____ Source
Magnificent Marie Curie Quotes!

These prize-winning Marie Curie quotes and quotations are sure to satisfy the most inquiring mind!

(If you’re in a hurry, skip the short Marie Curie biography and scroll down to Marie Curie Quotes.)

Marie Curie (1867–1934) world’s first recipient of 2 Nobel prizes

Marie Curie was one of the greatest scientists to ever live, and the first person—let alone the first woman—to receive two Nobel Prizes.

Together with her husband, Pierre Curie, and the French physicist, Henri Becquerel, Marie won the Nobel Prize in Physics in 1903. This was the first time a woman was awarded the Nobel Prize.

Marie Curie in 1911

Then in 1911, she won a second Nobel Prize—this time alone, and for her work in chemistry, making her the first person in history to win two Nobel prizes.

Born in Poland under the rule of Tsarist Russia, Marie grew up knowing the authorities could punish her for speaking Polish, and probably come after her parents, too.

And she was no stranger to personal tragedy. Her oldest sister died when Marie was eight. Two years later, her mother died. Marie spent many hours crying in the corner of her room.

When she grew older, the parents of her first love forbad them to marry because she was penniless. Her family was poor. It took Marie years to save enough money to travel to Paris to pursue her beloved education. Then when she applied to Poland’s Kraków University to continue her studies, they refused her, because she was a woman.

These are just some of the Marie Curie facts. There’s much more I could tell you about this strong, modest, independent scientist, wife and mother, a woman way ahead of her time, but I prefer to let these Marie Curie quotes speak for themselves...


Really short Marie Curie quotes

- Believe me, family solidarity is after all the only good thing.

- I was taught that the way of progress was neither swift nor easy.

- All my life through, the new sights of nature made me rejoice like a child.

- First principle: never to let one’s self be beaten down by persons or by events.

- One never notices what has been done; one can only see what remains to be done.

- There are sadistic scientists who hurry to hunt down errors instead of establishing the truth.

- We must act. (On the need to train people to use X-rays in World War I)
________
____ Information supplied
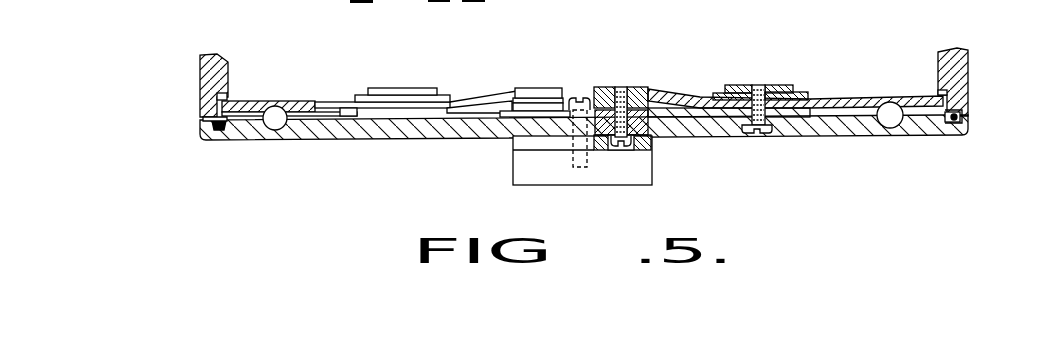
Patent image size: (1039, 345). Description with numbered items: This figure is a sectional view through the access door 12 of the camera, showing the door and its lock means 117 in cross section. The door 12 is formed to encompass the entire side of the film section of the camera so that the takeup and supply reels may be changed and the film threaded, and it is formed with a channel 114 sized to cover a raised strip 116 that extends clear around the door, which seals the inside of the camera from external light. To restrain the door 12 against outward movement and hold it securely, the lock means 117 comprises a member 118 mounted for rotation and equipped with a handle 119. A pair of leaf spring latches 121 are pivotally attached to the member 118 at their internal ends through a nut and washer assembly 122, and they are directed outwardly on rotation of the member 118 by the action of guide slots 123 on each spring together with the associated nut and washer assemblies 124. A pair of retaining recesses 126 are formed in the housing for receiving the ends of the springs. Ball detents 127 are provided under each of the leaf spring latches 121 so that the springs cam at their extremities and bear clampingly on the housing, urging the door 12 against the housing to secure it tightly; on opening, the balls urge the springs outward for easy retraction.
________
=== What you need to do ===
1 – Answer these questions from the Marie Curie quotes page:
(a) In what year did Marie Curie win the Nobel Prize in Physics, and who shared it with her?
(b) Which university refused her when she applied to continue her studies, and for what reason?
(c) In the quote beginning "All my life through," how did the new sights of nature make her feel?
2 – Carry on the Marie Curie quotes page from its last line.
The material comes from a different source than the Marie Curie quotes page.

=== Expected responses ===
1 –
(a) 1903, together with her husband, Pierre Curie, and the French physicist Henri Becquerel.
(b) Poland's Kraków University refused her because she was a woman.
(c) They made her rejoice like a child.

2 –
Short Marie Curie quotes

- I am one of those who think like Nobel, that humanity will draw more good than evil from new discoveries.

- Our society, in which reigns an eager desire for riches and luxury, does not understand the value of science.

- I have frequently been questioned, especially by women, of how I could reconcile family life with a scientific career. Well, it has not been easy.

- Science is essentially international, and it is only through lack of the historical sense that national qualities have been attributed to it.

- Nothing in life is to be feared, it is only to be understood. Now is the time to understand more, so that we may fear less.

- I noticed the grave and gentle expression of his face, as well as a certain abandon in his attitude, suggesting the dreamer absorbed in his reflections. (On meeting Pierre Curie)

- We did not care for more than a quiet place in which to live and to work. (Of their spartan lifestyle)

- I want to talk to you in the silence of this laboratory, where I did not think I could live without you. (In her diary to her deceased husband. You can see the two of them together in the photo below.)

Marie and Pierre Curie in their laboratory

Medium length Marie Curie quotes

- The life of a great scientist in his laboratory is not, as many think, a peaceful idyll. More often it is a bitter battle with things, with one’s surroundings, and above all with oneself.

- Between the days of fecund productivity are inserted days of uncertainty when nothing seems to succeed, and when even matter itself seems hostile; and it is then that one must hold out against discouragement.

- It is my earnest desire that some of you should carry on this scientific work and keep for your ambition the determination to make a permanent contribution to science.

- Life is not easy for any of us. But what of that? We must have perseverance and above all confidence in ourselves. We must believe that we are gifted for something, and that this thing, at whatever cost, must be attained.

- There were some very hard days, and the only thing that softens the memory of them is that in spite of everything I came through it all honestly, with my head high.

- I have no dress except the one I wear every day. If you are going to be kind enough to give me one, please let it be practical and dark so that I can put it on afterwards to go to the laboratory.

- It would be impossible to tell of all the good these years brought to me. Undistracted by any outside occupation, I was entirely absorbed in the joy of learning and understanding. (Of her poverty and isolation as a student)

- I am among those who think that science has great beauty. A scientist in his laboratory is not only a technician: he is also a child placed before natural phenomena which impress him like a fairy tale.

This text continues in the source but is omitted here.